(Dataset entries)
## Begin

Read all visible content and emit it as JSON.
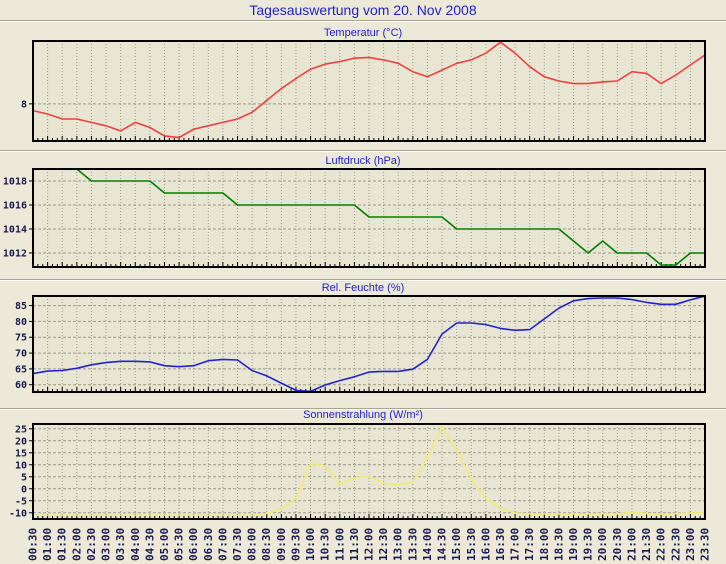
{
  "header": {
    "title": "Tagesauswertung vom 20. Nov 2008"
  },
  "colors": {
    "page_bg": "#ece9d8",
    "plot_bg": "#e8e5d3",
    "frame": "#000000",
    "grid": "#9a9a8c",
    "title_text": "#2222cc",
    "tick_label_text": "#1a1a4e"
  },
  "x_axis": {
    "labels": [
      "00:30",
      "01:00",
      "01:30",
      "02:00",
      "02:30",
      "03:00",
      "03:30",
      "04:00",
      "04:30",
      "05:00",
      "05:30",
      "06:00",
      "06:30",
      "07:00",
      "07:30",
      "08:00",
      "08:30",
      "09:00",
      "09:30",
      "10:00",
      "10:30",
      "11:00",
      "11:30",
      "12:00",
      "12:30",
      "13:00",
      "13:30",
      "14:00",
      "14:30",
      "15:00",
      "15:30",
      "16:00",
      "16:30",
      "17:00",
      "17:30",
      "18:00",
      "18:30",
      "19:00",
      "19:30",
      "20:00",
      "20:30",
      "21:00",
      "21:30",
      "22:00",
      "22:30",
      "23:00",
      "23:30"
    ]
  },
  "chart_data": [
    {
      "type": "line",
      "name": "temperatur",
      "title": "Temperatur (°C)",
      "color": "#ee4040",
      "y_range": [
        5.8,
        11.72
      ],
      "y_gridlines": [
        {
          "value": 8,
          "label": "8"
        }
      ],
      "values": [
        7.6,
        7.4,
        7.1,
        7.1,
        6.9,
        6.7,
        6.4,
        6.9,
        6.6,
        6.1,
        6.0,
        6.5,
        6.7,
        6.9,
        7.1,
        7.5,
        8.2,
        8.9,
        9.5,
        10.05,
        10.35,
        10.5,
        10.7,
        10.75,
        10.6,
        10.4,
        9.9,
        9.6,
        10.0,
        10.4,
        10.6,
        11.0,
        11.65,
        11.0,
        10.2,
        9.6,
        9.35,
        9.2,
        9.2,
        9.3,
        9.35,
        9.9,
        9.8,
        9.2,
        9.7,
        10.3,
        10.9
      ]
    },
    {
      "type": "line",
      "name": "luftdruck",
      "title": "Luftdruck (hPa)",
      "color": "#008000",
      "y_range": [
        1010.83,
        1019.0
      ],
      "y_gridlines": [
        {
          "value": 1018,
          "label": "1018"
        },
        {
          "value": 1016,
          "label": "1016"
        },
        {
          "value": 1014,
          "label": "1014"
        },
        {
          "value": 1012,
          "label": "1012"
        }
      ],
      "values": [
        null,
        null,
        null,
        1019,
        1018,
        1018,
        1018,
        1018,
        1018,
        1017,
        1017,
        1017,
        1017,
        1017,
        1016,
        1016,
        1016,
        1016,
        1016,
        1016,
        1016,
        1016,
        1016,
        1015,
        1015,
        1015,
        1015,
        1015,
        1015,
        1014,
        1014,
        1014,
        1014,
        1014,
        1014,
        1014,
        1014,
        1013,
        1012,
        1013,
        1012,
        1012,
        1012,
        1011,
        1011,
        1012,
        1012
      ]
    },
    {
      "type": "line",
      "name": "feuchte",
      "title": "Rel. Feuchte (%)",
      "color": "#2222cc",
      "y_range": [
        57.7,
        88.03
      ],
      "y_gridlines": [
        {
          "value": 85,
          "label": "85"
        },
        {
          "value": 80,
          "label": "80"
        },
        {
          "value": 75,
          "label": "75"
        },
        {
          "value": 70,
          "label": "70"
        },
        {
          "value": 65,
          "label": "65"
        },
        {
          "value": 60,
          "label": "60"
        }
      ],
      "values": [
        63.5,
        64.3,
        64.5,
        65.2,
        66.3,
        67.0,
        67.4,
        67.4,
        67.2,
        66.0,
        65.7,
        66.0,
        67.6,
        68.0,
        67.8,
        64.5,
        62.8,
        60.5,
        58.2,
        57.9,
        59.9,
        61.3,
        62.5,
        64.0,
        64.2,
        64.2,
        64.9,
        68.0,
        76.0,
        79.5,
        79.5,
        79.0,
        77.8,
        77.2,
        77.4,
        80.8,
        84.2,
        86.5,
        87.2,
        87.4,
        87.4,
        86.9,
        86.0,
        85.4,
        85.4,
        86.8,
        88.0
      ]
    },
    {
      "type": "line",
      "name": "sonnenstrahlung",
      "title": "Sonnenstrahlung (W/m²)",
      "color": "#eded72",
      "y_range": [
        -12.6,
        27.0
      ],
      "y_gridlines": [
        {
          "value": 25,
          "label": "25"
        },
        {
          "value": 20,
          "label": "20"
        },
        {
          "value": 15,
          "label": "15"
        },
        {
          "value": 10,
          "label": "10"
        },
        {
          "value": 5,
          "label": "5"
        },
        {
          "value": 0,
          "label": "0"
        },
        {
          "value": -5,
          "label": "-5"
        },
        {
          "value": -10,
          "label": "-10"
        }
      ],
      "values": [
        -11,
        -11,
        -11,
        -11,
        -11,
        -11,
        -11,
        -11,
        -11,
        -11,
        -11,
        -11,
        -11,
        -11,
        -11,
        -11,
        -10.3,
        -8.5,
        -4,
        10.5,
        9.5,
        2,
        4.5,
        5.3,
        2.2,
        1.7,
        2.8,
        13,
        26,
        16,
        4,
        -4,
        -8,
        -10.2,
        -10.5,
        -10.5,
        -10.5,
        -10.5,
        -10.5,
        -10.4,
        -10.5,
        -9.8,
        -10.4,
        -10.6,
        -10.4,
        -10.2,
        -9.8
      ]
    }
  ]
}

## End

• [STATED GOAL]: Copy out every line in the entries above that holds "name".

• [ANSWER TO THIS PROBLEM]:
      "name": "temperatur",
      "name": "luftdruck",
      "name": "feuchte",
      "name": "sonnenstrahlung",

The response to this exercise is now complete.